- _Task brief_: Every record should be written out exactly, with the pictures left out.

■ ■ ■

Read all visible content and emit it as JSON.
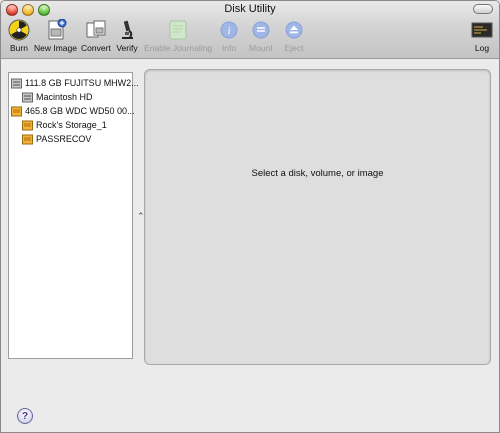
{
  "window": {
    "title": "Disk Utility"
  },
  "toolbar": {
    "items": [
      {
        "label": "Burn",
        "icon": "burn-icon",
        "enabled": true
      },
      {
        "label": "New Image",
        "icon": "new-image-icon",
        "enabled": true
      },
      {
        "label": "Convert",
        "icon": "convert-icon",
        "enabled": true
      },
      {
        "label": "Verify",
        "icon": "verify-icon",
        "enabled": true
      },
      {
        "label": "Enable Journaling",
        "icon": "enable-journaling-icon",
        "enabled": false
      },
      {
        "label": "Info",
        "icon": "info-icon",
        "enabled": false
      },
      {
        "label": "Mount",
        "icon": "mount-icon",
        "enabled": false
      },
      {
        "label": "Eject",
        "icon": "eject-icon",
        "enabled": false
      },
      {
        "label": "Log",
        "icon": "log-icon",
        "enabled": true
      }
    ]
  },
  "sidebar": {
    "items": [
      {
        "label": "111.8 GB FUJITSU MHW2...",
        "type": "internal-disk"
      },
      {
        "label": "Macintosh HD",
        "type": "volume"
      },
      {
        "label": "465.8 GB WDC WD50 00...",
        "type": "external-disk"
      },
      {
        "label": "Rock's Storage_1",
        "type": "external-volume"
      },
      {
        "label": "PASSRECOV",
        "type": "external-volume"
      }
    ]
  },
  "main": {
    "message": "Select a disk, volume, or image"
  },
  "colors": {
    "toolbar_top": "#e9e9e9",
    "toolbar_bottom": "#c4c4c4",
    "content_bg": "#dedede",
    "disabled_text": "#9a9a9a"
  }
}
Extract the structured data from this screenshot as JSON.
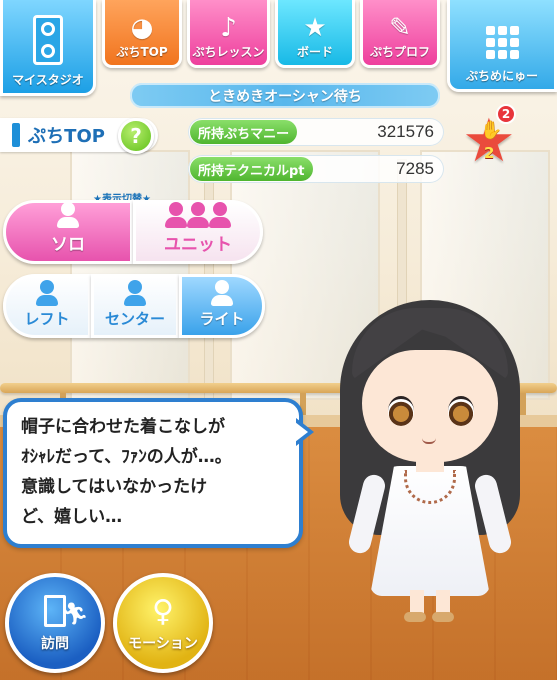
{
  "top_nav": {
    "studio": {
      "label": "マイスタジオ",
      "icon": "speaker-icon"
    },
    "top": {
      "label": "ぷちTOP",
      "icon": "bird-icon"
    },
    "lesson": {
      "label": "ぷちレッスン",
      "icon": "music-note-icon"
    },
    "board": {
      "label": "ボード",
      "icon": "star-icon"
    },
    "profile": {
      "label": "ぷちプロフ",
      "icon": "notepad-icon"
    },
    "menu": {
      "label": "ぷちめにゅー",
      "icon": "grid-icon"
    }
  },
  "status_banner": "ときめきオーシャン待ち",
  "page_title": "ぷちTOP",
  "help_label": "?",
  "currency": {
    "money_label": "所持ぷちマニー",
    "money_value": "321576",
    "technical_label": "所持テクニカルpt",
    "technical_value": "7285"
  },
  "like": {
    "count": "2",
    "badge": "2",
    "icon": "thumbs-up-star-icon"
  },
  "display_switch": {
    "title": "★表示切替★",
    "modes": [
      {
        "label": "ソロ",
        "selected": true
      },
      {
        "label": "ユニット",
        "selected": false
      }
    ],
    "lighting": [
      {
        "label": "レフト",
        "selected": false
      },
      {
        "label": "センター",
        "selected": false
      },
      {
        "label": "ライト",
        "selected": true
      }
    ]
  },
  "speech": {
    "lines": [
      "帽子に合わせた着こなしが",
      "ｵｼｬﾚだって、ﾌｧﾝの人が…。",
      "意識してはいなかったけ",
      "ど、嬉しい…"
    ]
  },
  "bottom_actions": {
    "visit": {
      "label": "訪問",
      "icon": "door-runner-icon"
    },
    "motion": {
      "label": "モーション",
      "icon": "dancer-icon"
    }
  },
  "colors": {
    "accent_blue": "#1e8fd8",
    "pink": "#e753ad",
    "orange": "#f1741e",
    "green": "#4fb52f",
    "star_red": "#ea4b3c"
  }
}
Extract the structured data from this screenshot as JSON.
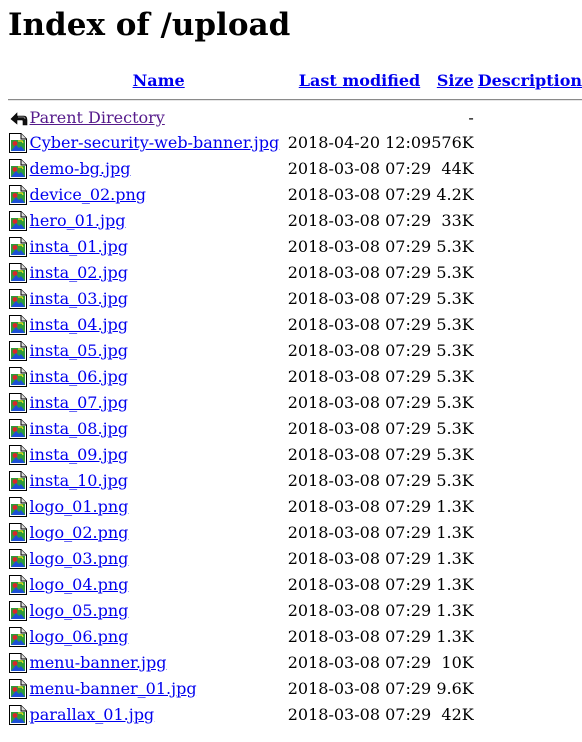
{
  "page": {
    "title": "Index of /upload"
  },
  "headers": {
    "name": "Name",
    "last_modified": "Last modified",
    "size": "Size",
    "description": "Description"
  },
  "parent": {
    "label": "Parent Directory",
    "size": "-",
    "icon": "back-icon"
  },
  "files": [
    {
      "name": "Cyber-security-web-banner.jpg",
      "modified": "2018-04-20 12:09",
      "size": "576K",
      "icon": "image-file-icon"
    },
    {
      "name": "demo-bg.jpg",
      "modified": "2018-03-08 07:29",
      "size": "44K",
      "icon": "image-file-icon"
    },
    {
      "name": "device_02.png",
      "modified": "2018-03-08 07:29",
      "size": "4.2K",
      "icon": "image-file-icon"
    },
    {
      "name": "hero_01.jpg",
      "modified": "2018-03-08 07:29",
      "size": "33K",
      "icon": "image-file-icon"
    },
    {
      "name": "insta_01.jpg",
      "modified": "2018-03-08 07:29",
      "size": "5.3K",
      "icon": "image-file-icon"
    },
    {
      "name": "insta_02.jpg",
      "modified": "2018-03-08 07:29",
      "size": "5.3K",
      "icon": "image-file-icon"
    },
    {
      "name": "insta_03.jpg",
      "modified": "2018-03-08 07:29",
      "size": "5.3K",
      "icon": "image-file-icon"
    },
    {
      "name": "insta_04.jpg",
      "modified": "2018-03-08 07:29",
      "size": "5.3K",
      "icon": "image-file-icon"
    },
    {
      "name": "insta_05.jpg",
      "modified": "2018-03-08 07:29",
      "size": "5.3K",
      "icon": "image-file-icon"
    },
    {
      "name": "insta_06.jpg",
      "modified": "2018-03-08 07:29",
      "size": "5.3K",
      "icon": "image-file-icon"
    },
    {
      "name": "insta_07.jpg",
      "modified": "2018-03-08 07:29",
      "size": "5.3K",
      "icon": "image-file-icon"
    },
    {
      "name": "insta_08.jpg",
      "modified": "2018-03-08 07:29",
      "size": "5.3K",
      "icon": "image-file-icon"
    },
    {
      "name": "insta_09.jpg",
      "modified": "2018-03-08 07:29",
      "size": "5.3K",
      "icon": "image-file-icon"
    },
    {
      "name": "insta_10.jpg",
      "modified": "2018-03-08 07:29",
      "size": "5.3K",
      "icon": "image-file-icon"
    },
    {
      "name": "logo_01.png",
      "modified": "2018-03-08 07:29",
      "size": "1.3K",
      "icon": "image-file-icon"
    },
    {
      "name": "logo_02.png",
      "modified": "2018-03-08 07:29",
      "size": "1.3K",
      "icon": "image-file-icon"
    },
    {
      "name": "logo_03.png",
      "modified": "2018-03-08 07:29",
      "size": "1.3K",
      "icon": "image-file-icon"
    },
    {
      "name": "logo_04.png",
      "modified": "2018-03-08 07:29",
      "size": "1.3K",
      "icon": "image-file-icon"
    },
    {
      "name": "logo_05.png",
      "modified": "2018-03-08 07:29",
      "size": "1.3K",
      "icon": "image-file-icon"
    },
    {
      "name": "logo_06.png",
      "modified": "2018-03-08 07:29",
      "size": "1.3K",
      "icon": "image-file-icon"
    },
    {
      "name": "menu-banner.jpg",
      "modified": "2018-03-08 07:29",
      "size": "10K",
      "icon": "image-file-icon"
    },
    {
      "name": "menu-banner_01.jpg",
      "modified": "2018-03-08 07:29",
      "size": "9.6K",
      "icon": "image-file-icon"
    },
    {
      "name": "parallax_01.jpg",
      "modified": "2018-03-08 07:29",
      "size": "42K",
      "icon": "image-file-icon"
    }
  ],
  "colors": {
    "link": "#0000ee",
    "visited_link": "#551a8b",
    "rule": "#8a8a8a"
  }
}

■ ■ ■

- _Correct response_:
Read all visible content and emit it as JSON.
{
  "window": {
    "title": "Disk Utility"
  },
  "toolbar": {
    "items": [
      {
        "label": "Burn",
        "icon": "burn-icon",
        "enabled": true
      },
      {
        "label": "New Image",
        "icon": "new-image-icon",
        "enabled": true
      },
      {
        "label": "Convert",
        "icon": "convert-icon",
        "enabled": true
      },
      {
        "label": "Verify",
        "icon": "verify-icon",
        "enabled": true
      },
      {
        "label": "Enable Journaling",
        "icon": "enable-journaling-icon",
        "enabled": false
      },
      {
        "label": "Info",
        "icon": "info-icon",
        "enabled": false
      },
      {
        "label": "Mount",
        "icon": "mount-icon",
        "enabled": false
      },
      {
        "label": "Eject",
        "icon": "eject-icon",
        "enabled": false
      },
      {
        "label": "Log",
        "icon": "log-icon",
        "enabled": true
      }
    ]
  },
  "sidebar": {
    "items": [
      {
        "label": "111.8 GB FUJITSU MHW2...",
        "type": "internal-disk"
      },
      {
        "label": "Macintosh HD",
        "type": "volume"
      },
      {
        "label": "465.8 GB WDC WD50 00...",
        "type": "external-disk"
      },
      {
        "label": "Rock's Storage_1",
        "type": "external-volume"
      },
      {
        "label": "PASSRECOV",
        "type": "external-volume"
      }
    ]
  },
  "main": {
    "message": "Select a disk, volume, or image"
  },
  "colors": {
    "toolbar_top": "#e9e9e9",
    "toolbar_bottom": "#c4c4c4",
    "content_bg": "#dedede",
    "disabled_text": "#9a9a9a"
  }
}
Extract the structured data from this screenshot as JSON.
{
  "top_nav": {
    "studio": {
      "label": "マイスタジオ",
      "icon": "speaker-icon"
    },
    "top": {
      "label": "ぷちTOP",
      "icon": "bird-icon"
    },
    "lesson": {
      "label": "ぷちレッスン",
      "icon": "music-note-icon"
    },
    "board": {
      "label": "ボード",
      "icon": "star-icon"
    },
    "profile": {
      "label": "ぷちプロフ",
      "icon": "notepad-icon"
    },
    "menu": {
      "label": "ぷちめにゅー",
      "icon": "grid-icon"
    }
  },
  "status_banner": "ときめきオーシャン待ち",
  "page_title": "ぷちTOP",
  "help_label": "?",
  "currency": {
    "money_label": "所持ぷちマニー",
    "money_value": "321576",
    "technical_label": "所持テクニカルpt",
    "technical_value": "7285"
  },
  "like": {
    "count": "2",
    "badge": "2",
    "icon": "thumbs-up-star-icon"
  },
  "display_switch": {
    "title": "★表示切替★",
    "modes": [
      {
        "label": "ソロ",
        "selected": true
      },
      {
        "label": "ユニット",
        "selected": false
      }
    ],
    "lighting": [
      {
        "label": "レフト",
        "selected": false
      },
      {
        "label": "センター",
        "selected": false
      },
      {
        "label": "ライト",
        "selected": true
      }
    ]
  },
  "speech": {
    "lines": [
      "帽子に合わせた着こなしが",
      "ｵｼｬﾚだって、ﾌｧﾝの人が…。",
      "意識してはいなかったけ",
      "ど、嬉しい…"
    ]
  },
  "bottom_actions": {
    "visit": {
      "label": "訪問",
      "icon": "door-runner-icon"
    },
    "motion": {
      "label": "モーション",
      "icon": "dancer-icon"
    }
  },
  "colors": {
    "accent_blue": "#1e8fd8",
    "pink": "#e753ad",
    "orange": "#f1741e",
    "green": "#4fb52f",
    "star_red": "#ea4b3c"
  }
}
Extract the structured data from this screenshot as JSON.
{
  "page": {
    "title": "Index of /upload"
  },
  "headers": {
    "name": "Name",
    "last_modified": "Last modified",
    "size": "Size",
    "description": "Description"
  },
  "parent": {
    "label": "Parent Directory",
    "size": "-",
    "icon": "back-icon"
  },
  "files": [
    {
      "name": "Cyber-security-web-banner.jpg",
      "modified": "2018-04-20 12:09",
      "size": "576K",
      "icon": "image-file-icon"
    },
    {
      "name": "demo-bg.jpg",
      "modified": "2018-03-08 07:29",
      "size": "44K",
      "icon": "image-file-icon"
    },
    {
      "name": "device_02.png",
      "modified": "2018-03-08 07:29",
      "size": "4.2K",
      "icon": "image-file-icon"
    },
    {
      "name": "hero_01.jpg",
      "modified": "2018-03-08 07:29",
      "size": "33K",
      "icon": "image-file-icon"
    },
    {
      "name": "insta_01.jpg",
      "modified": "2018-03-08 07:29",
      "size": "5.3K",
      "icon": "image-file-icon"
    },
    {
      "name": "insta_02.jpg",
      "modified": "2018-03-08 07:29",
      "size": "5.3K",
      "icon": "image-file-icon"
    },
    {
      "name": "insta_03.jpg",
      "modified": "2018-03-08 07:29",
      "size": "5.3K",
      "icon": "image-file-icon"
    },
    {
      "name": "insta_04.jpg",
      "modified": "2018-03-08 07:29",
      "size": "5.3K",
      "icon": "image-file-icon"
    },
    {
      "name": "insta_05.jpg",
      "modified": "2018-03-08 07:29",
      "size": "5.3K",
      "icon": "image-file-icon"
    },
    {
      "name": "insta_06.jpg",
      "modified": "2018-03-08 07:29",
      "size": "5.3K",
      "icon": "image-file-icon"
    },
    {
      "name": "insta_07.jpg",
      "modified": "2018-03-08 07:29",
      "size": "5.3K",
      "icon": "image-file-icon"
    },
    {
      "name": "insta_08.jpg",
      "modified": "2018-03-08 07:29",
      "size": "5.3K",
      "icon": "image-file-icon"
    },
    {
      "name": "insta_09.jpg",
      "modified": "2018-03-08 07:29",
      "size": "5.3K",
      "icon": "image-file-icon"
    },
    {
      "name": "insta_10.jpg",
      "modified": "2018-03-08 07:29",
      "size": "5.3K",
      "icon": "image-file-icon"
    },
    {
      "name": "logo_01.png",
      "modified": "2018-03-08 07:29",
      "size": "1.3K",
      "icon": "image-file-icon"
    },
    {
      "name": "logo_02.png",
      "modified": "2018-03-08 07:29",
      "size": "1.3K",
      "icon": "image-file-icon"
    },
    {
      "name": "logo_03.png",
      "modified": "2018-03-08 07:29",
      "size": "1.3K",
      "icon": "image-file-icon"
    },
    {
      "name": "logo_04.png",
      "modified": "2018-03-08 07:29",
      "size": "1.3K",
      "icon": "image-file-icon"
    },
    {
      "name": "logo_05.png",
      "modified": "2018-03-08 07:29",
      "size": "1.3K",
      "icon": "image-file-icon"
    },
    {
      "name": "logo_06.png",
      "modified": "2018-03-08 07:29",
      "size": "1.3K",
      "icon": "image-file-icon"
    },
    {
      "name": "menu-banner.jpg",
      "modified": "2018-03-08 07:29",
      "size": "10K",
      "icon": "image-file-icon"
    },
    {
      "name": "menu-banner_01.jpg",
      "modified": "2018-03-08 07:29",
      "size": "9.6K",
      "icon": "image-file-icon"
    },
    {
      "name": "parallax_01.jpg",
      "modified": "2018-03-08 07:29",
      "size": "42K",
      "icon": "image-file-icon"
    }
  ],
  "colors": {
    "link": "#0000ee",
    "visited_link": "#551a8b",
    "rule": "#8a8a8a"
  }
}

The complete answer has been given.